*EXERCISE INPUT:*
** START **

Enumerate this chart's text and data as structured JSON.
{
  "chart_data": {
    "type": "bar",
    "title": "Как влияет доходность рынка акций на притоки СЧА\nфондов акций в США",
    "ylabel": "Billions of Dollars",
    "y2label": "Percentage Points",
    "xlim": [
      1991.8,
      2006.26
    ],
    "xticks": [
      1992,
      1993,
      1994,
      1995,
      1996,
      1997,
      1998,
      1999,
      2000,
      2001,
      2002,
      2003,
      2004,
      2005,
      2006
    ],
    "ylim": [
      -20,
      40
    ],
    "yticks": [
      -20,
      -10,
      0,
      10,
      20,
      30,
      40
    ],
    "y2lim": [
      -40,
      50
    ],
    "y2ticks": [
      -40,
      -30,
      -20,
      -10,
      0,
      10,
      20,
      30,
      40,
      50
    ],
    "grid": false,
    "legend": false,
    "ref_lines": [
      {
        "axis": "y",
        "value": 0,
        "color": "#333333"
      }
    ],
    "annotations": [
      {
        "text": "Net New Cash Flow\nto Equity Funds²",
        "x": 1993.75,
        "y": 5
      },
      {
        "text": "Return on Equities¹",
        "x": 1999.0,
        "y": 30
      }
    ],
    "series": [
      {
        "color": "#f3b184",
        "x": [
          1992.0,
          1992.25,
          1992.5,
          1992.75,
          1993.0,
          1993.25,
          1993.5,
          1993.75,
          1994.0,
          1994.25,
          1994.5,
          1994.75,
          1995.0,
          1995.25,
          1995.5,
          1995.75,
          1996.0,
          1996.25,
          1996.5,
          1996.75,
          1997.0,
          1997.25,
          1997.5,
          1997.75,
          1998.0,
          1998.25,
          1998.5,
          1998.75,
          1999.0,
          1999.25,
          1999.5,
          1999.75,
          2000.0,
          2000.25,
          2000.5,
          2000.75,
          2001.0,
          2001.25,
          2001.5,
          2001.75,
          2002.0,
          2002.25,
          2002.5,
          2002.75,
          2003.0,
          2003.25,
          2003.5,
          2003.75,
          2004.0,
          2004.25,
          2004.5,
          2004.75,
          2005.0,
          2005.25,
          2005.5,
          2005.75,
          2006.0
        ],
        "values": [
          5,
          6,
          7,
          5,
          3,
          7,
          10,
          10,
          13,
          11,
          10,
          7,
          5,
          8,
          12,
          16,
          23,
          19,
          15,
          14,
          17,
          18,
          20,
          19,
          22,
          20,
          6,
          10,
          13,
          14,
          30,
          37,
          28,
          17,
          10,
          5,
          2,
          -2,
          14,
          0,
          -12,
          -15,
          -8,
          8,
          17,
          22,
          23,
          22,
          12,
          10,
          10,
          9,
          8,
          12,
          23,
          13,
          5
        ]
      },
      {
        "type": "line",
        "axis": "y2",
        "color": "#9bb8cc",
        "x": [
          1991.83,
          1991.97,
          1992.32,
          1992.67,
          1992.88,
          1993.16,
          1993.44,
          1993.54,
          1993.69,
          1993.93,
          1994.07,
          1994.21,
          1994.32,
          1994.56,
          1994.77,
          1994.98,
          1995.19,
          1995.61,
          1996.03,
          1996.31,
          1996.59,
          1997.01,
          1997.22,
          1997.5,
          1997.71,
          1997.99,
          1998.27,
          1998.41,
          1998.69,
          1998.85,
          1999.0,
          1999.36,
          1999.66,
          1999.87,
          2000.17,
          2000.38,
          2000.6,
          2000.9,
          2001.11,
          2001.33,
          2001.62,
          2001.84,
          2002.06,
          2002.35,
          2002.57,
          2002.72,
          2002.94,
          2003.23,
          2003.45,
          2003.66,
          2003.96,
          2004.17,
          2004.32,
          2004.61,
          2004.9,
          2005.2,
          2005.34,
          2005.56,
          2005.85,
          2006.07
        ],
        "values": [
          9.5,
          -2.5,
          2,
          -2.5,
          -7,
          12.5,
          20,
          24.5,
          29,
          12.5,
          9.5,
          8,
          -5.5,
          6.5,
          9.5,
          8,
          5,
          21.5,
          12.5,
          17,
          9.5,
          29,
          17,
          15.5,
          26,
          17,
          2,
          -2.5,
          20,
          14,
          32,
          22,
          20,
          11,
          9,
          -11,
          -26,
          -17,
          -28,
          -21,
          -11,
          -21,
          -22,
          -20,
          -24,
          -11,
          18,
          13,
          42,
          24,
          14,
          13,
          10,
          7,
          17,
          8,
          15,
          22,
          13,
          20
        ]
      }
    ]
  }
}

** END **

*WHAT IS BEING ASKED:*
Count how many lines hold the string "color" and give that number alone.

*REPLY:*
3